[Start Material for the task]

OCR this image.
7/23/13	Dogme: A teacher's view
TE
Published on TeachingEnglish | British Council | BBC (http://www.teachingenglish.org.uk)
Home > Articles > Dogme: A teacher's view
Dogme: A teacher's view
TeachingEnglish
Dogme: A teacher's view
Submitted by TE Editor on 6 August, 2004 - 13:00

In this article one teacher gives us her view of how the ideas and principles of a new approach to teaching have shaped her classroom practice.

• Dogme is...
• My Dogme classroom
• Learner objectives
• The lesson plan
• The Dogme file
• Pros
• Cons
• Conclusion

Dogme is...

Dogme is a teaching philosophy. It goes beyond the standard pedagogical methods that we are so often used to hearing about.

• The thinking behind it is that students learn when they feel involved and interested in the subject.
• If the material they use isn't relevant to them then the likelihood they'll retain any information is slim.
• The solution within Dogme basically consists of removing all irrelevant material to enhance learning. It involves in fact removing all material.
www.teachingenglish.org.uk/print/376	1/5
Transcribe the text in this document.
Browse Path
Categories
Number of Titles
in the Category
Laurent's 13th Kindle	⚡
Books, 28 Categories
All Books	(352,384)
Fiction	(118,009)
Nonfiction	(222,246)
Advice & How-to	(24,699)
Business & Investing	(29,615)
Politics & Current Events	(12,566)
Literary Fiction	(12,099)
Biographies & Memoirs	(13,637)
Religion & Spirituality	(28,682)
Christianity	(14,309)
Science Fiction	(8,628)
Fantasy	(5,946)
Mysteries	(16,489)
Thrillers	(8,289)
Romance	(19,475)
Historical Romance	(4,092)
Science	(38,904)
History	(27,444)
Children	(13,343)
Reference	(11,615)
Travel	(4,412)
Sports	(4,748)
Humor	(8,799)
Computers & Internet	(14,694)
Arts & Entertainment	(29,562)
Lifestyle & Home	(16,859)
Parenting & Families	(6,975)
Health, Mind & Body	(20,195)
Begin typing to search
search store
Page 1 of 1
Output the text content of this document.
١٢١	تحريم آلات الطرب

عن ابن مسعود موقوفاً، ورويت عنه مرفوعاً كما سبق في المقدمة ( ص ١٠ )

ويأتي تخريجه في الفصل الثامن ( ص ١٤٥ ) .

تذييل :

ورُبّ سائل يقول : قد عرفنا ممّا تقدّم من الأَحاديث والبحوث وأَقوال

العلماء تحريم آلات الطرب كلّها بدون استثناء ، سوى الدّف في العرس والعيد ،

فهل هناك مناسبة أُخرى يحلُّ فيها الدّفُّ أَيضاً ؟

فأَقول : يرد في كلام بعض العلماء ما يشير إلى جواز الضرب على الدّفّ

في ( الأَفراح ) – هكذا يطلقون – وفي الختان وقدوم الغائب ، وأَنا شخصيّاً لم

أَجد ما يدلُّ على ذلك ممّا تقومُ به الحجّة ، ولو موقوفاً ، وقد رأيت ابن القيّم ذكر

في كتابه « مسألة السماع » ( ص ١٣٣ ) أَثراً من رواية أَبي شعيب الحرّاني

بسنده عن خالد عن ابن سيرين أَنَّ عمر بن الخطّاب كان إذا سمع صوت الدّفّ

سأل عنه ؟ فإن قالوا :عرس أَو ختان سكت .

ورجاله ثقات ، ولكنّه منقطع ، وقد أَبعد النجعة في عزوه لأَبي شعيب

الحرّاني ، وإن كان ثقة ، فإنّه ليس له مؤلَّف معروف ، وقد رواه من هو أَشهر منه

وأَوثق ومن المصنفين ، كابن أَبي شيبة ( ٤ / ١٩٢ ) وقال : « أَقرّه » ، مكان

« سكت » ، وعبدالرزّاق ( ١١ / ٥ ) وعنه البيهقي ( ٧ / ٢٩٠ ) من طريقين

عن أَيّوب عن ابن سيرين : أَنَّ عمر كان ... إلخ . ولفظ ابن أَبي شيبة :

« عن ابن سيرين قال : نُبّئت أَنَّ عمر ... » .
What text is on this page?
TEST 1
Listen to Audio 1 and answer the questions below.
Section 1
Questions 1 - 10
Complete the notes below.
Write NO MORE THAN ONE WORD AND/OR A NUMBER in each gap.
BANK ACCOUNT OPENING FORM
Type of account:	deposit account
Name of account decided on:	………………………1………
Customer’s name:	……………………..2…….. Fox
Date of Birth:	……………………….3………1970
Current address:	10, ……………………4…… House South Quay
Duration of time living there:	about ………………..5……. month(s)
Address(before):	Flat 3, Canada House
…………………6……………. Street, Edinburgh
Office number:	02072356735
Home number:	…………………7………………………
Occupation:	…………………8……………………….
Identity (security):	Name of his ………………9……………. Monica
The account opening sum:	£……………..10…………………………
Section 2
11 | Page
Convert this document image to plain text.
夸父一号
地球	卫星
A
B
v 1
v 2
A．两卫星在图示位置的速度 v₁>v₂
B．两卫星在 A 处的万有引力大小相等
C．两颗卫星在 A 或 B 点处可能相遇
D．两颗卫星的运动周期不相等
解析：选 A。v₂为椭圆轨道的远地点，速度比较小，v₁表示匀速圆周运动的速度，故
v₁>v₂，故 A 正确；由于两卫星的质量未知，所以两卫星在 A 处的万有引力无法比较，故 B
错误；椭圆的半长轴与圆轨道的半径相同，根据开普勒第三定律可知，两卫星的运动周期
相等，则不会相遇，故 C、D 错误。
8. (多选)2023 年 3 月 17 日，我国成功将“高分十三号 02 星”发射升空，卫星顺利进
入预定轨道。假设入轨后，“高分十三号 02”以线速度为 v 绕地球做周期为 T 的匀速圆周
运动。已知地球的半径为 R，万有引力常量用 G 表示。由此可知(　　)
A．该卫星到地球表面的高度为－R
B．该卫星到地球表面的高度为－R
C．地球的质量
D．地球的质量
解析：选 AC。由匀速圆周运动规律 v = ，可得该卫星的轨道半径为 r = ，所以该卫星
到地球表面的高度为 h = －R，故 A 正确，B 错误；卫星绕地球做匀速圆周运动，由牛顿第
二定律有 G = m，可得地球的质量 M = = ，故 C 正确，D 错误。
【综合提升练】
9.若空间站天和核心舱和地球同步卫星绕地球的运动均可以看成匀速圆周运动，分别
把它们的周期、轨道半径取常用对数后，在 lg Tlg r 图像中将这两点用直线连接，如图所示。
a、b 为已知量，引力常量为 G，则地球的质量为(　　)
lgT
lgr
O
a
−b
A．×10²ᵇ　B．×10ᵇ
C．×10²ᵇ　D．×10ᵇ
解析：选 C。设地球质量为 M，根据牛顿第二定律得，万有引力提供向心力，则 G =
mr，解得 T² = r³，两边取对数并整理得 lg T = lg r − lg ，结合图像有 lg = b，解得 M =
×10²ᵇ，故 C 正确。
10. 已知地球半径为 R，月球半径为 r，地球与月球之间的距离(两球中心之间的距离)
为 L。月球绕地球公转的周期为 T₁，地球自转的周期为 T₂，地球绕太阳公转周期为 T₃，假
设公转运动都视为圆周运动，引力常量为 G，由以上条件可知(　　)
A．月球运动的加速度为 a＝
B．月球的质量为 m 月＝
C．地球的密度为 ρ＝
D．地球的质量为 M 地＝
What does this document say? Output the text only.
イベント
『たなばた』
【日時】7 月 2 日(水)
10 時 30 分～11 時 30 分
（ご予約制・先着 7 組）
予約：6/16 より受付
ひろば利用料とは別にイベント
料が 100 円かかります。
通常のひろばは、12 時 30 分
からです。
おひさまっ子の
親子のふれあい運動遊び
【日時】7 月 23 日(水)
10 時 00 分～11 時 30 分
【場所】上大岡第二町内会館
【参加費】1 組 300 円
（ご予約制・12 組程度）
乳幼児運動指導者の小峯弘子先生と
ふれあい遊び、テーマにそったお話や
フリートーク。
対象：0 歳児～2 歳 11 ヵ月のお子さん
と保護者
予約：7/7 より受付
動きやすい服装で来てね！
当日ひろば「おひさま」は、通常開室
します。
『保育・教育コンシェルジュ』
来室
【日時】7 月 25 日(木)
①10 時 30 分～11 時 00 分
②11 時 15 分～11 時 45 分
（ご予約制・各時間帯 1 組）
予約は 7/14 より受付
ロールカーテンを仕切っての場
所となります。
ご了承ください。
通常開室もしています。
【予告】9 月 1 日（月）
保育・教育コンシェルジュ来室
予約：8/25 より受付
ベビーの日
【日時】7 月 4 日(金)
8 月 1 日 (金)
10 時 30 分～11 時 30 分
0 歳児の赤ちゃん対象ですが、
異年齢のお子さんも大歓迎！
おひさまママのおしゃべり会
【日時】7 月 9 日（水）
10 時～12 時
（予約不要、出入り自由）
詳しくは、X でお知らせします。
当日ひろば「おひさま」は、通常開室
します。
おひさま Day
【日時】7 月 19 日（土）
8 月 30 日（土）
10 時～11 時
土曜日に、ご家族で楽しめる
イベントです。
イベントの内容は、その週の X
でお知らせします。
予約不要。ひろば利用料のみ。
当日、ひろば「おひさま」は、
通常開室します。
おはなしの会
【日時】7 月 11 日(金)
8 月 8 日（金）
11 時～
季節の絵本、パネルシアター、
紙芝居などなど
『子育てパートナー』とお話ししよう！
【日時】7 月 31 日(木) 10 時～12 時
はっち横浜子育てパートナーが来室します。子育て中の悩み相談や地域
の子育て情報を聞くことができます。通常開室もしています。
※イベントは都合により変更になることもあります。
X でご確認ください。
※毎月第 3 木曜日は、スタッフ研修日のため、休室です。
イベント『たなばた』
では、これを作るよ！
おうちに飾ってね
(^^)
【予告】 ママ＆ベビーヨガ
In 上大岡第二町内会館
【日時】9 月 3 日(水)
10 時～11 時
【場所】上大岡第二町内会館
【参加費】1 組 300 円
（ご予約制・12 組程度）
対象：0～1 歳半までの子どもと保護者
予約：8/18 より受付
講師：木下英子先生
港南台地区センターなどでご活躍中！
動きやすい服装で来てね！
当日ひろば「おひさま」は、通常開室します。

[End Material for the task]

List each line holding the string "document".

Transcribe the text in this document.
Output the text content of this document.
Convert this document image to plain text.
What does this document say? Output the text only.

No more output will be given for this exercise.